** BEGIN Material **
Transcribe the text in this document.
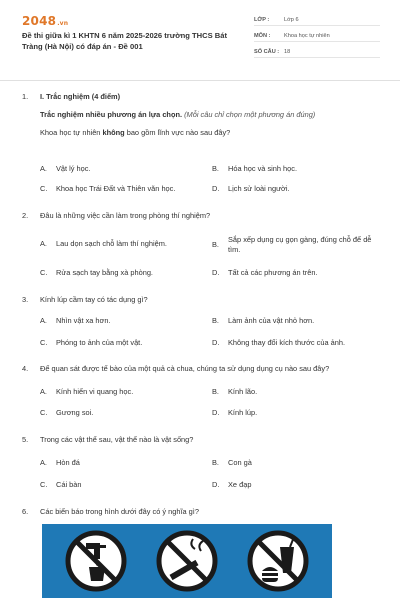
2048.vn
Đề thi giữa kì 1 KHTN 6 năm 2025-2026 trường THCS Bát Tràng (Hà Nội) có đáp án - Đề 001
LỚP :	Lớp 6
MÔN :	Khoa học tự nhiên
SỐ CÂU : 18
1. I. Trắc nghiệm (4 điểm)
Trắc nghiệm nhiều phương án lựa chọn. (Mỗi câu chỉ chọn một phương án đúng)
Khoa học tự nhiên không bao gồm lĩnh vực nào sau đây?
A.	Vật lý học.	B.	Hóa học và sinh học.
C.	Khoa học Trái Đất và Thiên văn học.	D.	Lịch sử loài người.
2. Đâu là những việc cần làm trong phòng thí nghiệm?
A.	Lau dọn sạch chỗ làm thí nghiệm.	B.
Sắp xếp dụng cụ gọn gàng, đúng chỗ để dễ tìm.
C.	Rửa sạch tay bằng xà phòng.	D.	Tất cả các phương án trên.
3. Kính lúp cầm tay có tác dụng gì?
A.	Nhìn vật xa hơn.	B.	Làm ảnh của vật nhỏ hơn.
C.	Phóng to ảnh của một vật.	D.	Không thay đổi kích thước của ảnh.
4. Để quan sát được tế bào của một quả cà chua, chúng ta sử dụng dụng cụ nào sau đây?
A.	Kính hiển vi quang học.	B.	Kính lão.
C.	Gương soi.	D.	Kính lúp.
5. Trong các vật thể sau, vật thể nào là vật sống?
A.	Hòn đá	B.	Con gà
C.	Cái bàn	D.	Xe đạp
6. Các biển báo trong hình dưới đây có ý nghĩa gì?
** END Material **
Your answer should be a single number: the count of lines in these records that hold the string "Trắc".

Answer in full: 2